-- Uraian Tugas --
Dalam artikel tentang momfluencer, siapa yang mendefinisikan momfluencer sebagai seseorang yang telah memonetisasi kehadiran media sosialnya dengan menggunakan unsur keibuan sebagai ciri khasnya?

-- Teks Halaman --
Menuju konten utama
Seri Literasi Digital

Dunia Momfluencer: Ketika Ibu Berbagi Inspirasi di Ruang Digital

Setiap ibu selalu punya pengalaman unik untuk dibagikan kepada ibu lainnya, baik sebagai pelajaran atau kisah inspiratif. Tertarik untuk jadi momfluencer? 

Dunia Momfluencer: Ketika Ibu Berbagi Inspirasi di Ruang Digital
Header diajeng Momfluencer. tirto.id/Quita

tirto.id - Media sosial kian mustahil dipisahkan dari kehidupan kita semua, tak terkecuali kamu yang kini sudah berstatus sebagai ibu.

Selain untuk mengisi waktu luang dan berbagi momen kegiatan sehari-hari, teknologi digital ini juga dapat menjembatanimu dengan ibu-ibu lain yang menjalani perjuangan sama sekaligus dapat menumbuhkan rasa saling memiliki di antara kalian.

Dunia konten digital sekarang mengenal istilah momfluencer—gabungan dari kata mom dan influencer (pemengaruh). Sebutan ini mungkin awalnya mengarah kepada figur publik atau artis, namun kini “ibu-ibu biasa” pun dapat memberikan pengaruh untuk khalayak umum lewat pengalamannya.

Dilansir dari Start Up Parent, Sara Petersen, peneliti dan penulis buku Momfluenced: Inside the Maddening, Picture-Perfect World of Mommy Influencer Culture (2023), mendefinisikan momfluencer sebagai seseorang yang telah memonetisasi kehadiran media sosial mereka dengan menggunakan unsur keibuan sebagai ciri khasnya.

Konten yang dibuat kalangan momfluencer biasanya berisi tentang pengalaman dan saran tentang pengasuhan anak, gaya hidup, sampai rekomendasi produk untuk ibu-ibu atau ibu hamil.

Chelsea Clark, pendiri Momfluence.co, platform untuk membantu brand berkembang dengan cara menghubungkan mereka kepada ibu-ibu yang memiliki pengaruh digital, punya penjelasan menarik tentang popularitas momfluencer.

"Ibu-ibu yang menjadi content creator berkembang sebagai suatu kategori karena banyak perempuan menyukai fleksibilitas dan kemampuan yang mereka miliki untuk tinggal di rumah bersama anak-anak sekaligus menghasilkan pendapatan besar,” terang Clark dikutip dari Campaign Asia.

-- Informasi yang Disediakan --
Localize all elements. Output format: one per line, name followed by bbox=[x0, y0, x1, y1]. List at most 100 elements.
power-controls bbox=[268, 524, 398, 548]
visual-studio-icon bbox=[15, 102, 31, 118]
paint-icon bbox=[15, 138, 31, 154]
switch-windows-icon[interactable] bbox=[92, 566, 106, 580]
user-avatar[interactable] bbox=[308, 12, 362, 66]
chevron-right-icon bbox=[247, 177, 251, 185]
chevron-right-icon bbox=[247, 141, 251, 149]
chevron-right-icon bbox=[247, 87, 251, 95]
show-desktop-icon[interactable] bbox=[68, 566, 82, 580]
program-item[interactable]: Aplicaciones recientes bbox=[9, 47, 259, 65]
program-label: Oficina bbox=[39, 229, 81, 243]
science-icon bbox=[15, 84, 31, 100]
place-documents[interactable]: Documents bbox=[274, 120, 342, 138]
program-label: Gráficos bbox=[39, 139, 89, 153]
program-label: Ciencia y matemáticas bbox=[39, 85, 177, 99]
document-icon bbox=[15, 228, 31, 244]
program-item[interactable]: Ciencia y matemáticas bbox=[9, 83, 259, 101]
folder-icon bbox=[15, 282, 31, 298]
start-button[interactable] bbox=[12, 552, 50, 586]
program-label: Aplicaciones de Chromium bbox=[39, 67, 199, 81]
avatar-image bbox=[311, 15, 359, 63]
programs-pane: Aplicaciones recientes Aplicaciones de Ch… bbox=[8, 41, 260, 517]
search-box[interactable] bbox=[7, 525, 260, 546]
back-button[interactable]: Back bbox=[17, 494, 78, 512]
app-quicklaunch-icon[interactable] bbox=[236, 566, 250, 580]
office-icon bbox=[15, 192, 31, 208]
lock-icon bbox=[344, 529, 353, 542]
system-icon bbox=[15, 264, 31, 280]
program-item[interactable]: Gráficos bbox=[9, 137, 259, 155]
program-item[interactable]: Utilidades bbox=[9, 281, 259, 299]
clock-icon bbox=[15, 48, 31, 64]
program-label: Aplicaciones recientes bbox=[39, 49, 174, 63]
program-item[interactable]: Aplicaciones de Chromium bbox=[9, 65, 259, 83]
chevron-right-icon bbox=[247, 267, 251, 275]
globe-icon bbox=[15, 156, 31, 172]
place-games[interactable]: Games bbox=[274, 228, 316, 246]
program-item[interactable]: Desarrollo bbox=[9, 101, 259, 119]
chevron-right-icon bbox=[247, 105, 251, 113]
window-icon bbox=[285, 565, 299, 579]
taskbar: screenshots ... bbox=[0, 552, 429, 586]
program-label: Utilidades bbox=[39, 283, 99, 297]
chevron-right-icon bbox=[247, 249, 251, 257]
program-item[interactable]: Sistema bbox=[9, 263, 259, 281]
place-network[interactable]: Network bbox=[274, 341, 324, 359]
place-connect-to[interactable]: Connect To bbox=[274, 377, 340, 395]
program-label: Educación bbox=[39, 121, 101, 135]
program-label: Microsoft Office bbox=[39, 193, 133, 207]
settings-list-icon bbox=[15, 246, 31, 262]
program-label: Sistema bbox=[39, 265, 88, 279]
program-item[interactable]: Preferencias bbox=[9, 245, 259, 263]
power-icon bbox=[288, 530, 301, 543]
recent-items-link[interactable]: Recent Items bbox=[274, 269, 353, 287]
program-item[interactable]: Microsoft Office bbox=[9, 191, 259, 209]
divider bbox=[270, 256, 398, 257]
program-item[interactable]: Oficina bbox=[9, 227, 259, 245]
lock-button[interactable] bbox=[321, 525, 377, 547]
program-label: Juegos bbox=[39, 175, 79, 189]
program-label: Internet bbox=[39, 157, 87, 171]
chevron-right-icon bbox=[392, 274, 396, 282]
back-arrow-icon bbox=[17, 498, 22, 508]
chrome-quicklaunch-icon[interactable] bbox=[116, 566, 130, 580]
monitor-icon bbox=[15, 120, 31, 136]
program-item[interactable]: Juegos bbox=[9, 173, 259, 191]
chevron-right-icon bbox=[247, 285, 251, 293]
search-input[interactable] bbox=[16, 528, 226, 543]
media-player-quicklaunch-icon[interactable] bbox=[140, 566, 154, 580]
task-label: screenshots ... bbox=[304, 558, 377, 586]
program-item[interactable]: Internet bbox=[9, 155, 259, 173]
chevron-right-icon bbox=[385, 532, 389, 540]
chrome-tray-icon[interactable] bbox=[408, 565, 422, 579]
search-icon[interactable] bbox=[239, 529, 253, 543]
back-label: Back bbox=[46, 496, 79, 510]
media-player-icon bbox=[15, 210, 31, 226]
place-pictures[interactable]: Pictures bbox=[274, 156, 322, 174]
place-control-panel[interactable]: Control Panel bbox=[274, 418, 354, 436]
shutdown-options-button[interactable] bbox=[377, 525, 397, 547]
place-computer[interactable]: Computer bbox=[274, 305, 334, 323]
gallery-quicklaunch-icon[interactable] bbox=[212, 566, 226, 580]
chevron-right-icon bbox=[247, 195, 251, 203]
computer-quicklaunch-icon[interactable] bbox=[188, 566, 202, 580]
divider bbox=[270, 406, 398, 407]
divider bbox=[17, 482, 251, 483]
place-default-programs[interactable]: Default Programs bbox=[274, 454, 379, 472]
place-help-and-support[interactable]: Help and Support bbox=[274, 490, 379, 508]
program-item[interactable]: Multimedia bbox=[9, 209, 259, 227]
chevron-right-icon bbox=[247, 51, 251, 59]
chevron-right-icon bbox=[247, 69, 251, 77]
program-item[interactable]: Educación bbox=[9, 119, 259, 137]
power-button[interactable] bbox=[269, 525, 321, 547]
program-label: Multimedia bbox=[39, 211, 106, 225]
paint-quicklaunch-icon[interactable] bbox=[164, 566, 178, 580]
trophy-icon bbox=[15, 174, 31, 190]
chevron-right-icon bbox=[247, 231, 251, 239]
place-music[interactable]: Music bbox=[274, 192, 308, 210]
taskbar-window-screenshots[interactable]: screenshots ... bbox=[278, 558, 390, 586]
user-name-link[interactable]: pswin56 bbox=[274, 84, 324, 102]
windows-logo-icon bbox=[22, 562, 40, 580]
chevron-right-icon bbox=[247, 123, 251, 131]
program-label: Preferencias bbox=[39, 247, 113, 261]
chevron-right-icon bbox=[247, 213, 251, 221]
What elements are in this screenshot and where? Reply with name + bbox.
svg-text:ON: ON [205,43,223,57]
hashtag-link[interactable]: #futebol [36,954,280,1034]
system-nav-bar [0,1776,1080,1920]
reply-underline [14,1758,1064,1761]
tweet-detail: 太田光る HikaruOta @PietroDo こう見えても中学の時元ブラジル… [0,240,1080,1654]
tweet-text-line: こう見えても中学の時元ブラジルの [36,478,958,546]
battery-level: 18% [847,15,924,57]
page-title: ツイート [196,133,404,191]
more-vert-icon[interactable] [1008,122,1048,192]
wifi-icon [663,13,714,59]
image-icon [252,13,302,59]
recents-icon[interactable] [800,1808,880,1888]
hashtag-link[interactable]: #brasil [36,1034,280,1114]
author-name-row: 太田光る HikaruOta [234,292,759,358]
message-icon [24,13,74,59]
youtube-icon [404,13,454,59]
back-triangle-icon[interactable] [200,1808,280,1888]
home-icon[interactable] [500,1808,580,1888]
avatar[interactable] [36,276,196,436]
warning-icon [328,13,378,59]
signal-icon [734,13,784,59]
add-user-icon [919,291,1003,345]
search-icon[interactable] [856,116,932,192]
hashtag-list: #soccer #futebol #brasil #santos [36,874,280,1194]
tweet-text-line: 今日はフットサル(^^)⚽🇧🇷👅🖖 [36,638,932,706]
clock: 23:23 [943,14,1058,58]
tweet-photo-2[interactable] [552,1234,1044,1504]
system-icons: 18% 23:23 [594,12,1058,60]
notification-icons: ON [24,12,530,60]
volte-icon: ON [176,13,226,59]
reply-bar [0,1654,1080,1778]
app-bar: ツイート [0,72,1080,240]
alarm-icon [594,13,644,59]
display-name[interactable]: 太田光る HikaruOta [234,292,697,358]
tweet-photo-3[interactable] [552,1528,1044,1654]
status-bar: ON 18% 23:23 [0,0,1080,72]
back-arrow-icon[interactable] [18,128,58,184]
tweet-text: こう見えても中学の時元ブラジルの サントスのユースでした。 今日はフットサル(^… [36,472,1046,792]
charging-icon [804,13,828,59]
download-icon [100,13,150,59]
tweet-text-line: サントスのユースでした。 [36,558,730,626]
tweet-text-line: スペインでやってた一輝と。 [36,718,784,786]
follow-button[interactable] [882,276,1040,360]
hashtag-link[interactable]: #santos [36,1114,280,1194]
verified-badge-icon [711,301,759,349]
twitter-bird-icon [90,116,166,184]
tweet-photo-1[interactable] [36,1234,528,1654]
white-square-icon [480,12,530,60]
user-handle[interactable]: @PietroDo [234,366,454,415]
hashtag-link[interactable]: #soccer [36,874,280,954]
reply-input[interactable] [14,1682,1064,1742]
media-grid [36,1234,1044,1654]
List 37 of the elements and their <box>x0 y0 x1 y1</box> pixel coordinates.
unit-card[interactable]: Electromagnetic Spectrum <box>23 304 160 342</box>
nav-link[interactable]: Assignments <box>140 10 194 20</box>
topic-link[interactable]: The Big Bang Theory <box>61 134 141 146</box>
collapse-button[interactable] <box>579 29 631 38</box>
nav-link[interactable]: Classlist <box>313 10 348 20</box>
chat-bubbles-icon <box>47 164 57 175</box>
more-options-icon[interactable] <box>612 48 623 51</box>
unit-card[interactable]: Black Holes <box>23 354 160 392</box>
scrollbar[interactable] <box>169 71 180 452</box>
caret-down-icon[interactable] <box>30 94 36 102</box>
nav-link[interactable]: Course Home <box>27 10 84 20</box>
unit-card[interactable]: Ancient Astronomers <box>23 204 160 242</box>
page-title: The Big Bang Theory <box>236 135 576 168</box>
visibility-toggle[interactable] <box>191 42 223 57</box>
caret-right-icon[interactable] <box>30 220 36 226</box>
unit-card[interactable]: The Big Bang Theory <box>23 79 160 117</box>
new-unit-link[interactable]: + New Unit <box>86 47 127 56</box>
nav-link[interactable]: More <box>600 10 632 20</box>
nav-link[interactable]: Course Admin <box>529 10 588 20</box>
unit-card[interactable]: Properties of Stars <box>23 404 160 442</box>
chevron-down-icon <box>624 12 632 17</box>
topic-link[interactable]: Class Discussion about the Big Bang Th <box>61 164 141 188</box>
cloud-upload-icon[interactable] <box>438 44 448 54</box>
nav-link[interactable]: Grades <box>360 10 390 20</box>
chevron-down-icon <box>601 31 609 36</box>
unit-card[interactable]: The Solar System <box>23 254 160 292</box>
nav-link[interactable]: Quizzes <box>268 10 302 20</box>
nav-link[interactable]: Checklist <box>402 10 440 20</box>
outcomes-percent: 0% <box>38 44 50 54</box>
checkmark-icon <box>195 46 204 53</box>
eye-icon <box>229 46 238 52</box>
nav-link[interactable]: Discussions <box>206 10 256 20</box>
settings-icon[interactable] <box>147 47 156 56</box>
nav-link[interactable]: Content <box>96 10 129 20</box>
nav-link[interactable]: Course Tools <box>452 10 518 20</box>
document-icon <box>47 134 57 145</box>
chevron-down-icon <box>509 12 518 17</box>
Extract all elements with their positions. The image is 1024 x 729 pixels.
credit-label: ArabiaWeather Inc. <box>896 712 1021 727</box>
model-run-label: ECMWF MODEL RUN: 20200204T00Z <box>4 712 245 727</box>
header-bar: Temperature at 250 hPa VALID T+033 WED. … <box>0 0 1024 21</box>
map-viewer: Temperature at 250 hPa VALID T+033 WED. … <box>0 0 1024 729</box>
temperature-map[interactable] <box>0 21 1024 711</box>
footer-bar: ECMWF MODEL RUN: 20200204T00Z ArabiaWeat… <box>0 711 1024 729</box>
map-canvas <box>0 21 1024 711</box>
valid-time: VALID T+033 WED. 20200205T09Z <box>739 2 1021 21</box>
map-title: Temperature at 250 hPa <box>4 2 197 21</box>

-- Hasil --
Sara Petersen, peneliti dan penulis buku Momfluenced: Inside the Maddening, Picture-Perfect World of Mommy Influencer Culture (2023).